# [Short exercise]
Search the material below for the word "kind". Copy every line that has it.

Extracted records:
=====
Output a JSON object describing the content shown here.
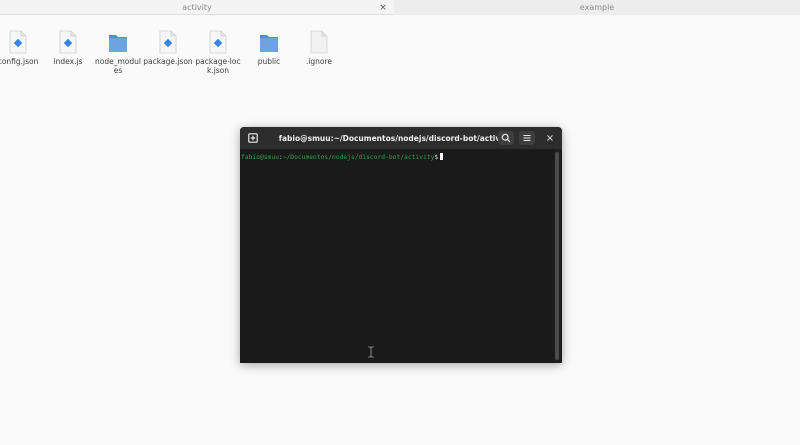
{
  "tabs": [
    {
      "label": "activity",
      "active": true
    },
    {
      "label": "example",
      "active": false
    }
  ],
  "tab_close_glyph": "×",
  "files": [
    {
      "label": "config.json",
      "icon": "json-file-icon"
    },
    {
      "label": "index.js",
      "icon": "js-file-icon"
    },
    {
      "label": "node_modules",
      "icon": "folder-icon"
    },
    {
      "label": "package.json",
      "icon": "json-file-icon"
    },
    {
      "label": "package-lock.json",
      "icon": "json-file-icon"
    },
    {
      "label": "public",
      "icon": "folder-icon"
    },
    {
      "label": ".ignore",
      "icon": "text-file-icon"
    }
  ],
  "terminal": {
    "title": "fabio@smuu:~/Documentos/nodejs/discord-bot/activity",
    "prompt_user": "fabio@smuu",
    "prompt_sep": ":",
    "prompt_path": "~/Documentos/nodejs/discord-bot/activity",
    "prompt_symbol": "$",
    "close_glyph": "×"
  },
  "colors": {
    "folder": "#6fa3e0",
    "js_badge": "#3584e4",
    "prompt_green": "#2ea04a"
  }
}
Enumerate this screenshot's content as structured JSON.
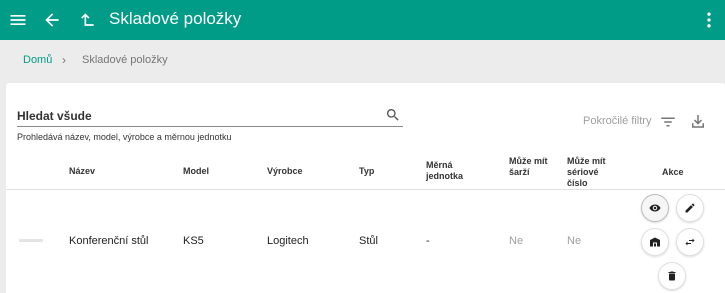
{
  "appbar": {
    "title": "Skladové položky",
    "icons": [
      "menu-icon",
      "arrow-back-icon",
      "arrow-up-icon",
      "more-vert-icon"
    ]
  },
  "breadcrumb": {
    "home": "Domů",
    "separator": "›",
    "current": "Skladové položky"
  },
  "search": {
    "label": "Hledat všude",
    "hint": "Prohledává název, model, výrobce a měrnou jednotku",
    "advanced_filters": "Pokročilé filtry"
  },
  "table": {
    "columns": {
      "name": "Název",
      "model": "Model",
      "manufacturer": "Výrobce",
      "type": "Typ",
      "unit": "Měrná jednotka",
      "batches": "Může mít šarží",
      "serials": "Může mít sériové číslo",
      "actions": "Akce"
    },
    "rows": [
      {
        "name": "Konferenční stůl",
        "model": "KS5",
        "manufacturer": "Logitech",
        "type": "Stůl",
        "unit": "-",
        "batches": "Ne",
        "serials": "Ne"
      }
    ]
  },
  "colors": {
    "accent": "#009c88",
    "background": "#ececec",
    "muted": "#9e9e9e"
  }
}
=====
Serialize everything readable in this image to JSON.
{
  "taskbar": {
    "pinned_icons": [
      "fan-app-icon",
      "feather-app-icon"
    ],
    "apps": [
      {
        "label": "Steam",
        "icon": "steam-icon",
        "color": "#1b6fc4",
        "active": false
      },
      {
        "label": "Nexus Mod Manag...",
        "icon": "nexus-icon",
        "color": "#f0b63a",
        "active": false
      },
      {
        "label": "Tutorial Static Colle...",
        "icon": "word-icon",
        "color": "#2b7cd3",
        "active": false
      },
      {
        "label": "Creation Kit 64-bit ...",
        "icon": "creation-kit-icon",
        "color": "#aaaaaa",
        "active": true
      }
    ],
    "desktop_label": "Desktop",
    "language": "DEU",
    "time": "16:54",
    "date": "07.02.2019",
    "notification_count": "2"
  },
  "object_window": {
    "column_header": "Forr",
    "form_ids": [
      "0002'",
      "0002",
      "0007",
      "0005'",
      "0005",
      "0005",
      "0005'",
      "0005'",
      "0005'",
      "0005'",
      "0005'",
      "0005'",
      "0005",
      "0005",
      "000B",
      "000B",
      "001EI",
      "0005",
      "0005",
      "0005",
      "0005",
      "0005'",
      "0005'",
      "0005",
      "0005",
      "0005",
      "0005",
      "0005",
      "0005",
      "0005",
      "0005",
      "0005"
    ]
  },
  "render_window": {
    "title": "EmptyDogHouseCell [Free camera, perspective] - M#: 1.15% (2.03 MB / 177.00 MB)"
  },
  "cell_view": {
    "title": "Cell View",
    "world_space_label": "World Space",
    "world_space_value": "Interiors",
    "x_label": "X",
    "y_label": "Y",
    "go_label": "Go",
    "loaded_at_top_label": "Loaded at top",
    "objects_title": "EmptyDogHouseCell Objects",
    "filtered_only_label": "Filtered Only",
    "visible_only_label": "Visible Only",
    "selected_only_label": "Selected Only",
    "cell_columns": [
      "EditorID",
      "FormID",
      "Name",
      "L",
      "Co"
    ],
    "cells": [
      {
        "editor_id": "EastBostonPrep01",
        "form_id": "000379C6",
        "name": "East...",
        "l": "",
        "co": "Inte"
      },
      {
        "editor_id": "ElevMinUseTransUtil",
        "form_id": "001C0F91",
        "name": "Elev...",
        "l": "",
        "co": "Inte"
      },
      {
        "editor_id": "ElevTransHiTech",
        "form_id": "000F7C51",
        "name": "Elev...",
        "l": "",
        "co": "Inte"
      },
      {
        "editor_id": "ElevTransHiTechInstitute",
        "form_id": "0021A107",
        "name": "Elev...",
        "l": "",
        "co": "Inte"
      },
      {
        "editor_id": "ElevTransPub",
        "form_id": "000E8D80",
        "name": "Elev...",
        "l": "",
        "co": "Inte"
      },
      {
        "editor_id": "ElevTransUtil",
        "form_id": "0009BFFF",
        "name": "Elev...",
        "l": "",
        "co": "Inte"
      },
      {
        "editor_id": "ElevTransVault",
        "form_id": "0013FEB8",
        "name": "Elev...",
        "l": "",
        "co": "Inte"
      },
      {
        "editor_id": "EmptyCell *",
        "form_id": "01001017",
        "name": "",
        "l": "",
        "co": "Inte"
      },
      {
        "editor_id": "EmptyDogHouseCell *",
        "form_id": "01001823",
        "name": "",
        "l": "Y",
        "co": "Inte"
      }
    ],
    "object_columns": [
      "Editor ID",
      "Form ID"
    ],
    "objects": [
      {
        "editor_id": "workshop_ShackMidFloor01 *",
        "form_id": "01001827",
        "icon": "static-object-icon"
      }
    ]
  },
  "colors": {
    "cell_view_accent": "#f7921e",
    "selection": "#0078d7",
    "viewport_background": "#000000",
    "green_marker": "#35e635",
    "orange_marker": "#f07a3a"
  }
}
=====
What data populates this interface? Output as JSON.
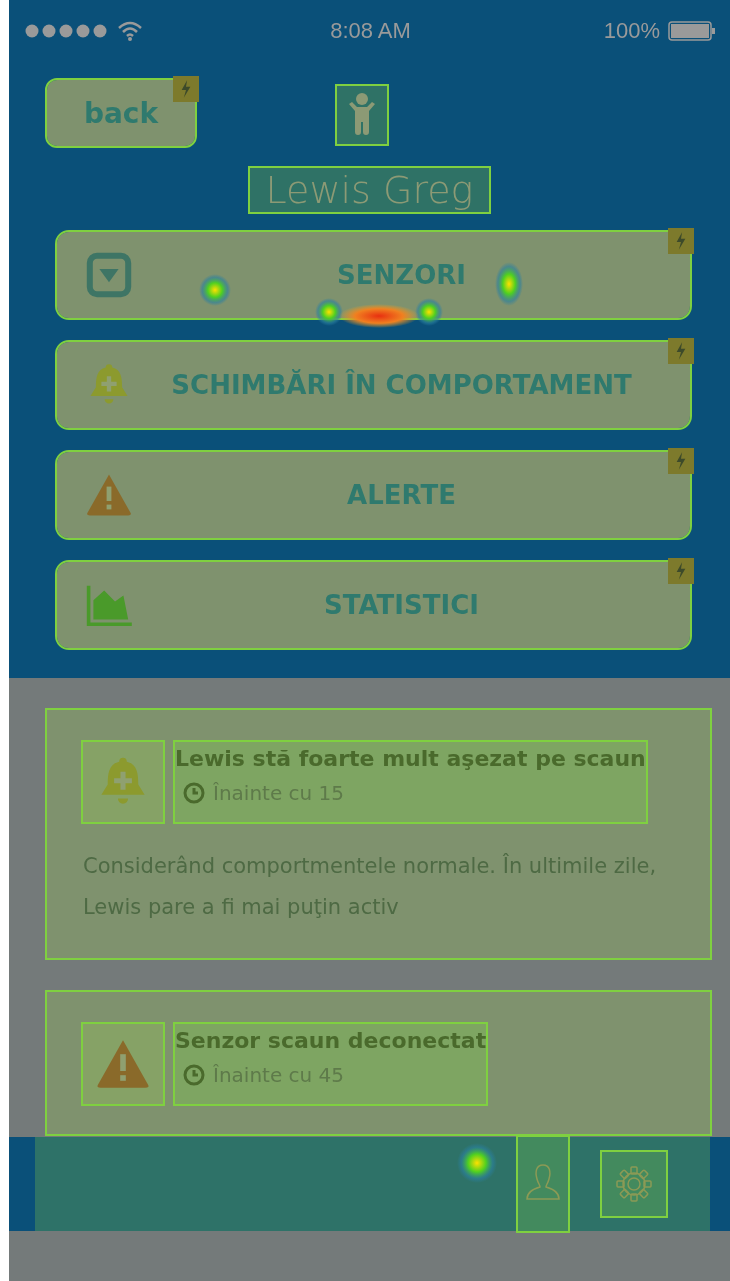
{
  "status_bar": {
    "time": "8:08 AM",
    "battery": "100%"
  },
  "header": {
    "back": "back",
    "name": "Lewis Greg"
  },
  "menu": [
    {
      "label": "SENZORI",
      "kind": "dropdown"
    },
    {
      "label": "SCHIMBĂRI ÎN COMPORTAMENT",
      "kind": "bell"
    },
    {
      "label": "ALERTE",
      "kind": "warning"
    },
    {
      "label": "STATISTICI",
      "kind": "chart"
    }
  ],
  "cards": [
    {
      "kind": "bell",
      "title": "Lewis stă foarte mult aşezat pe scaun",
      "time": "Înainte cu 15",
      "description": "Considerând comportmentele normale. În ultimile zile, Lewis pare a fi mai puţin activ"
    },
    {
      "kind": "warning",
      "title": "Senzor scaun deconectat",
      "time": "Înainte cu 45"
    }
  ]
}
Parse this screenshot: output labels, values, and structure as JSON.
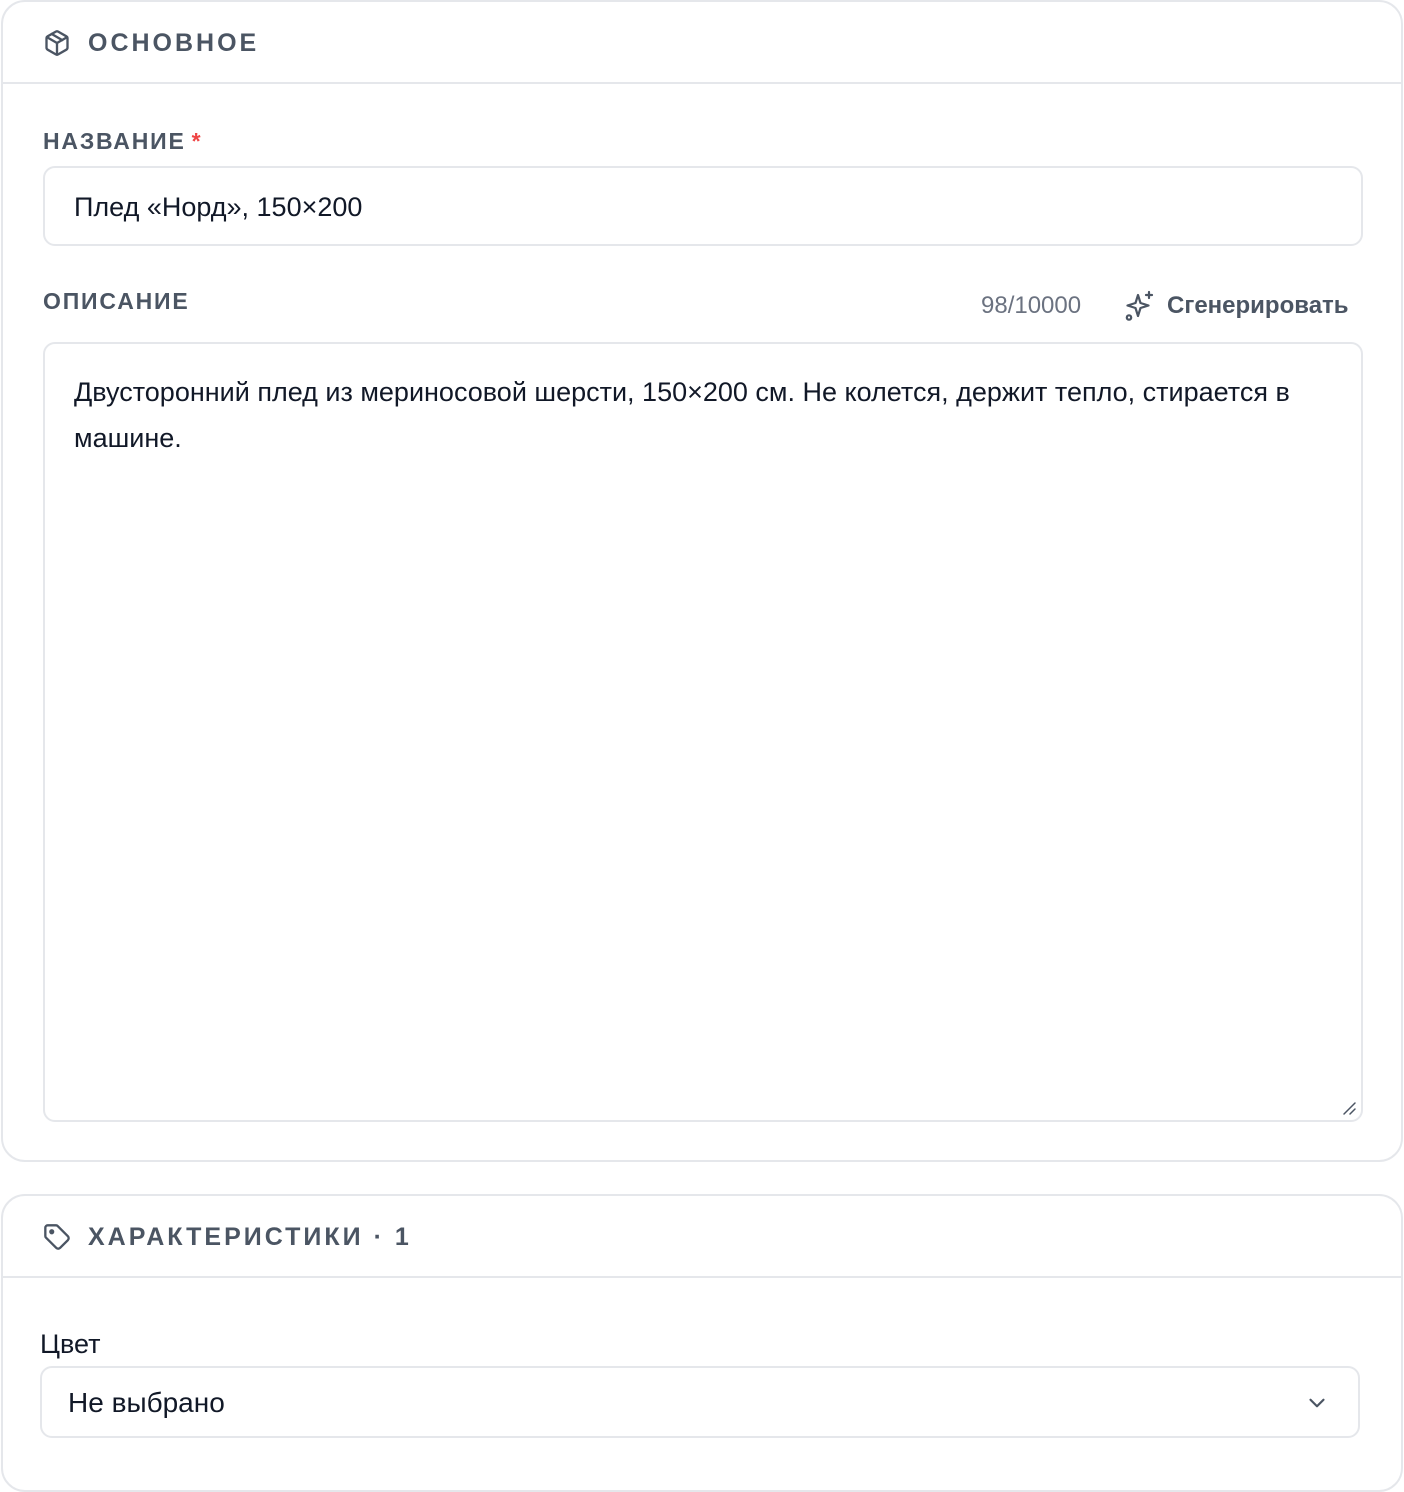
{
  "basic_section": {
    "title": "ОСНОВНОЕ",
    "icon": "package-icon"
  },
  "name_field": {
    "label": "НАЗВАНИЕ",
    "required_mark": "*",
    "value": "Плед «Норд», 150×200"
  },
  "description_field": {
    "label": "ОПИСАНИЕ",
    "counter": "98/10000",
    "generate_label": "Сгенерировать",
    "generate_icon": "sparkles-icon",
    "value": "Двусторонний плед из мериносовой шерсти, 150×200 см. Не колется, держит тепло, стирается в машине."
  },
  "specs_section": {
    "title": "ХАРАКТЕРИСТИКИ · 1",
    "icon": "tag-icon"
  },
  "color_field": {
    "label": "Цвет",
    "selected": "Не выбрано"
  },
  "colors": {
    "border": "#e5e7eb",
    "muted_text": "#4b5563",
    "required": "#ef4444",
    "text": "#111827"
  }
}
=====
# [Exercise result]
      "kind": "dropdown"
      "kind": "bell"
      "kind": "warning"
      "kind": "chart"
      "kind": "bell",
      "kind": "warning",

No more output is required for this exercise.